• [WHAT NEEDS TO BE DONE]
Show every line of the records below that contains the word "Torres".

• [DATA EXCERPTS]
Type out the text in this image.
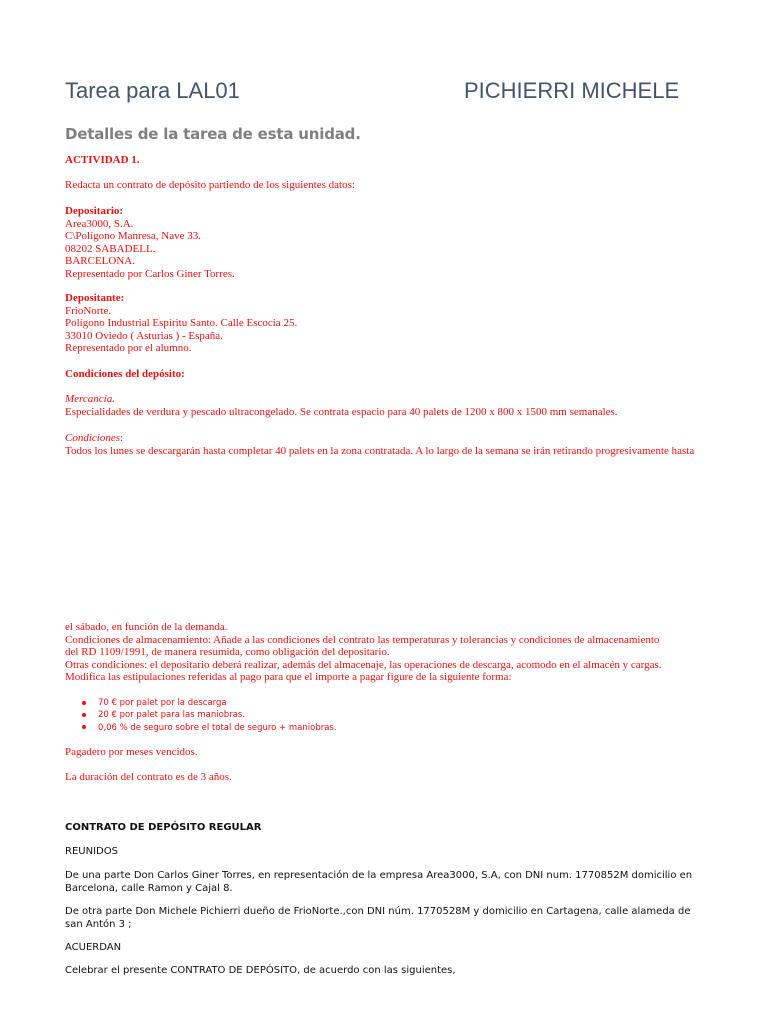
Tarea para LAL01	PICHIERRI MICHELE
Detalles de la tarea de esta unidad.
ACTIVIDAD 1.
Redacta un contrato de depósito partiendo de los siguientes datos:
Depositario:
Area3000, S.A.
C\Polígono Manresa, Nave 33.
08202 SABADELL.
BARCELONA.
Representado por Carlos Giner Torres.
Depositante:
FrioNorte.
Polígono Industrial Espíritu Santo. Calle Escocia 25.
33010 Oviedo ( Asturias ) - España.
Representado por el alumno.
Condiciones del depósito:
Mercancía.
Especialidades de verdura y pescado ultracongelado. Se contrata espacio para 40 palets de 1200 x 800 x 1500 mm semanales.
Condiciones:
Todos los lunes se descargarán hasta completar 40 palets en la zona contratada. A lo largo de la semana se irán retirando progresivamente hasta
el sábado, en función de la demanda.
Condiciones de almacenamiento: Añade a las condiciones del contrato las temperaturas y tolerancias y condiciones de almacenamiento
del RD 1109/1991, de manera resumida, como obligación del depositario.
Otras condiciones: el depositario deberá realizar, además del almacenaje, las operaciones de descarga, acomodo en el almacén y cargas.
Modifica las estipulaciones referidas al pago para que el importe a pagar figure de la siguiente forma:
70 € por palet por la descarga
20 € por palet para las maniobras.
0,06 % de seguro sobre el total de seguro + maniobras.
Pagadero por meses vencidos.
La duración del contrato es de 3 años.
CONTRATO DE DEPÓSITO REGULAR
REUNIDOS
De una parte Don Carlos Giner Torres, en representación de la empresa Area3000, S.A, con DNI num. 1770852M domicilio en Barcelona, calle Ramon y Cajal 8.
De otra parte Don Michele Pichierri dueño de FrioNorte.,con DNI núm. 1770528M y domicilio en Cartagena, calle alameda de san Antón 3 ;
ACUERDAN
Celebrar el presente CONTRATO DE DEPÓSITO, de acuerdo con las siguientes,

• [RESULT OF THIS TASK]
Representado por Carlos Giner Torres.
De una parte Don Carlos Giner Torres, en representación de la empresa Area3000, S.A, con DNI num. 1770852M domicilio en Barcelona, calle Ramon y Cajal 8.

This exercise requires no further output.